#### Problem requirements:
Below are some records; repeat them all exactly, minus the pictures.

#### Data supplied:
— START —
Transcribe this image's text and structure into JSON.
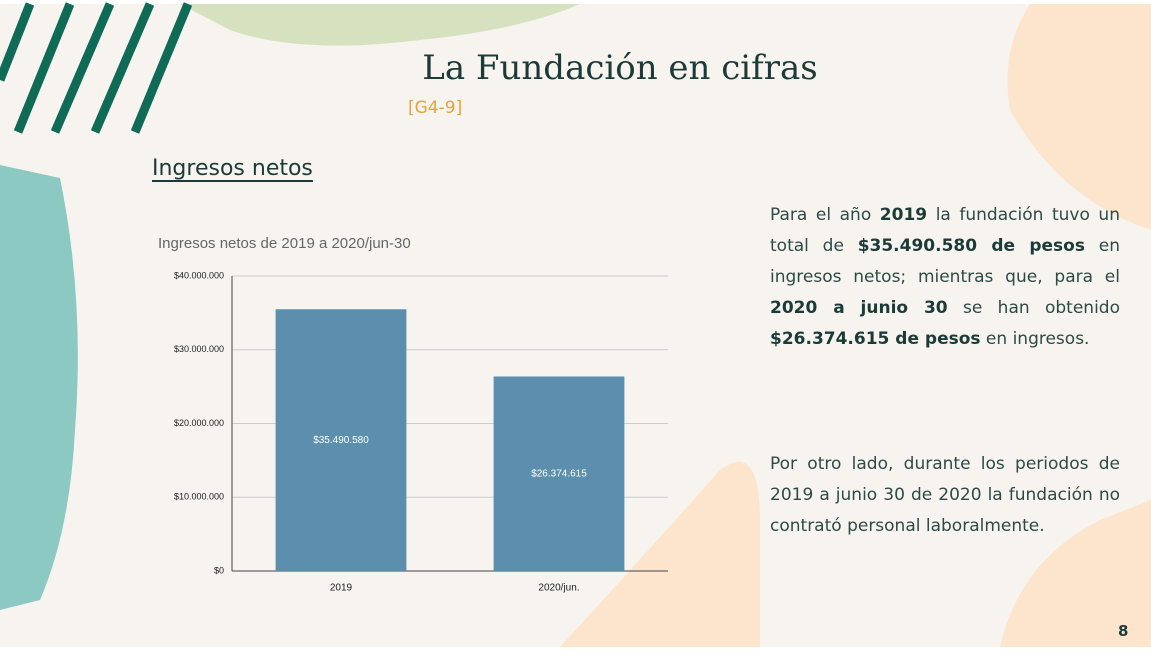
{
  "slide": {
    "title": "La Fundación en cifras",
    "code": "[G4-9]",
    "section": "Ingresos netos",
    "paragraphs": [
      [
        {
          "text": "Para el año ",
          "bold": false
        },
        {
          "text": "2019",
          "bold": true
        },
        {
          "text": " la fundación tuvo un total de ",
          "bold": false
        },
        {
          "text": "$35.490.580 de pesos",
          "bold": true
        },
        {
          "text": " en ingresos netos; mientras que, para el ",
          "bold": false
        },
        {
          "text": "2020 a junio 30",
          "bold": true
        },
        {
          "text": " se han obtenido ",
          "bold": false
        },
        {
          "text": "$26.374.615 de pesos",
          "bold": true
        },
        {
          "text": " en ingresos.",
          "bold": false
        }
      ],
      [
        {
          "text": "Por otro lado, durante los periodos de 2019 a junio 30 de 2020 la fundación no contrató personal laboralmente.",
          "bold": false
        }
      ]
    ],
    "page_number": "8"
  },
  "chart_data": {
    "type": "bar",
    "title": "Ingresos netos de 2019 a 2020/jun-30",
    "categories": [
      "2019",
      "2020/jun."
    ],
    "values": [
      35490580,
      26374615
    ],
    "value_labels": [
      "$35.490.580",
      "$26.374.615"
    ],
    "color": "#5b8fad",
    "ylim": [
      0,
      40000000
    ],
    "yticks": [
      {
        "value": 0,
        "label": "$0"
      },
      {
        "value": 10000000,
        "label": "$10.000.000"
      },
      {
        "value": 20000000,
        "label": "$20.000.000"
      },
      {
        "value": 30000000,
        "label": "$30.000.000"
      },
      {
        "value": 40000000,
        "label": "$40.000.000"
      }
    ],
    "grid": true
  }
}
— END —
#### Full response:
Transcribe this image's text and structure into JSON.
{
  "slide": {
    "title": "La Fundación en cifras",
    "code": "[G4-9]",
    "section": "Ingresos netos",
    "paragraphs": [
      [
        {
          "text": "Para el año ",
          "bold": false
        },
        {
          "text": "2019",
          "bold": true
        },
        {
          "text": " la fundación tuvo un total de ",
          "bold": false
        },
        {
          "text": "$35.490.580 de pesos",
          "bold": true
        },
        {
          "text": " en ingresos netos; mientras que, para el ",
          "bold": false
        },
        {
          "text": "2020 a junio 30",
          "bold": true
        },
        {
          "text": " se han obtenido ",
          "bold": false
        },
        {
          "text": "$26.374.615 de pesos",
          "bold": true
        },
        {
          "text": " en ingresos.",
          "bold": false
        }
      ],
      [
        {
          "text": "Por otro lado, durante los periodos de 2019 a junio 30 de 2020 la fundación no contrató personal laboralmente.",
          "bold": false
        }
      ]
    ],
    "page_number": "8"
  },
  "chart_data": {
    "type": "bar",
    "title": "Ingresos netos de 2019 a 2020/jun-30",
    "categories": [
      "2019",
      "2020/jun."
    ],
    "values": [
      35490580,
      26374615
    ],
    "value_labels": [
      "$35.490.580",
      "$26.374.615"
    ],
    "color": "#5b8fad",
    "ylim": [
      0,
      40000000
    ],
    "yticks": [
      {
        "value": 0,
        "label": "$0"
      },
      {
        "value": 10000000,
        "label": "$10.000.000"
      },
      {
        "value": 20000000,
        "label": "$20.000.000"
      },
      {
        "value": 30000000,
        "label": "$30.000.000"
      },
      {
        "value": 40000000,
        "label": "$40.000.000"
      }
    ],
    "grid": true
  }
}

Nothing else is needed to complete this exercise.